● Aim of the task: Return every record below exactly as written, but leave out the pictures.

● Supplied information:
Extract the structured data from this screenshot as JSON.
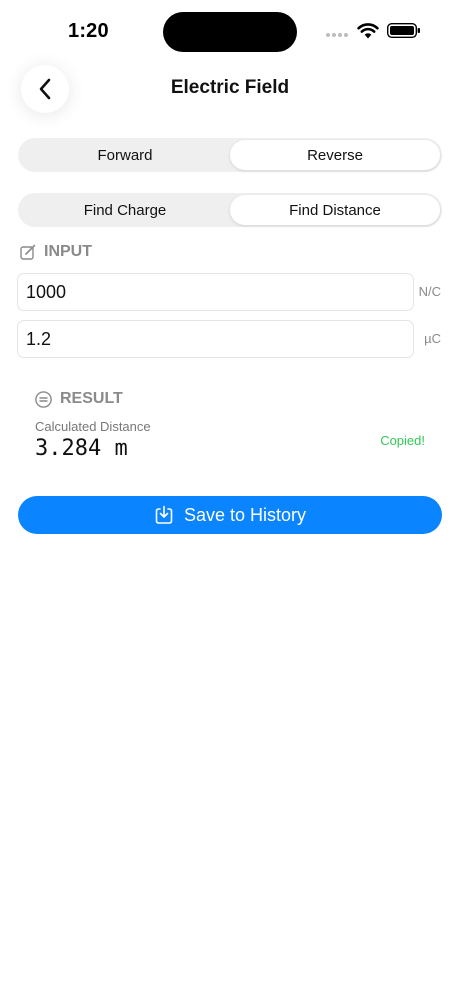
{
  "status_bar": {
    "time": "1:20",
    "icons": [
      "signal-dots-icon",
      "wifi-icon",
      "battery-icon"
    ]
  },
  "nav": {
    "back_icon": "chevron-left-icon",
    "title": "Electric Field"
  },
  "direction_tabs": [
    {
      "label": "Forward",
      "selected": false
    },
    {
      "label": "Reverse",
      "selected": true
    }
  ],
  "mode_tabs": [
    {
      "label": "Find Charge",
      "selected": false
    },
    {
      "label": "Find Distance",
      "selected": true
    }
  ],
  "input_section": {
    "icon": "edit-icon",
    "title": "INPUT",
    "fields": [
      {
        "value": "1000",
        "unit": "N/C"
      },
      {
        "value": "1.2",
        "unit": "µC"
      }
    ]
  },
  "result_section": {
    "icon": "equals-circle-icon",
    "title": "RESULT",
    "label": "Calculated Distance",
    "value": "3.284 m",
    "copied_text": "Copied!"
  },
  "save_button": {
    "icon": "save-tray-icon",
    "label": "Save to History"
  },
  "colors": {
    "accent": "#0a84ff",
    "success": "#34c759",
    "muted": "#8a8a8a",
    "segment_bg": "#efefef"
  }
}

● The response:
Extract the structured data from this screenshot as JSON.
{
  "status_bar": {
    "time": "1:20",
    "icons": [
      "signal-dots-icon",
      "wifi-icon",
      "battery-icon"
    ]
  },
  "nav": {
    "back_icon": "chevron-left-icon",
    "title": "Electric Field"
  },
  "direction_tabs": [
    {
      "label": "Forward",
      "selected": false
    },
    {
      "label": "Reverse",
      "selected": true
    }
  ],
  "mode_tabs": [
    {
      "label": "Find Charge",
      "selected": false
    },
    {
      "label": "Find Distance",
      "selected": true
    }
  ],
  "input_section": {
    "icon": "edit-icon",
    "title": "INPUT",
    "fields": [
      {
        "value": "1000",
        "unit": "N/C"
      },
      {
        "value": "1.2",
        "unit": "µC"
      }
    ]
  },
  "result_section": {
    "icon": "equals-circle-icon",
    "title": "RESULT",
    "label": "Calculated Distance",
    "value": "3.284 m",
    "copied_text": "Copied!"
  },
  "save_button": {
    "icon": "save-tray-icon",
    "label": "Save to History"
  },
  "colors": {
    "accent": "#0a84ff",
    "success": "#34c759",
    "muted": "#8a8a8a",
    "segment_bg": "#efefef"
  }
}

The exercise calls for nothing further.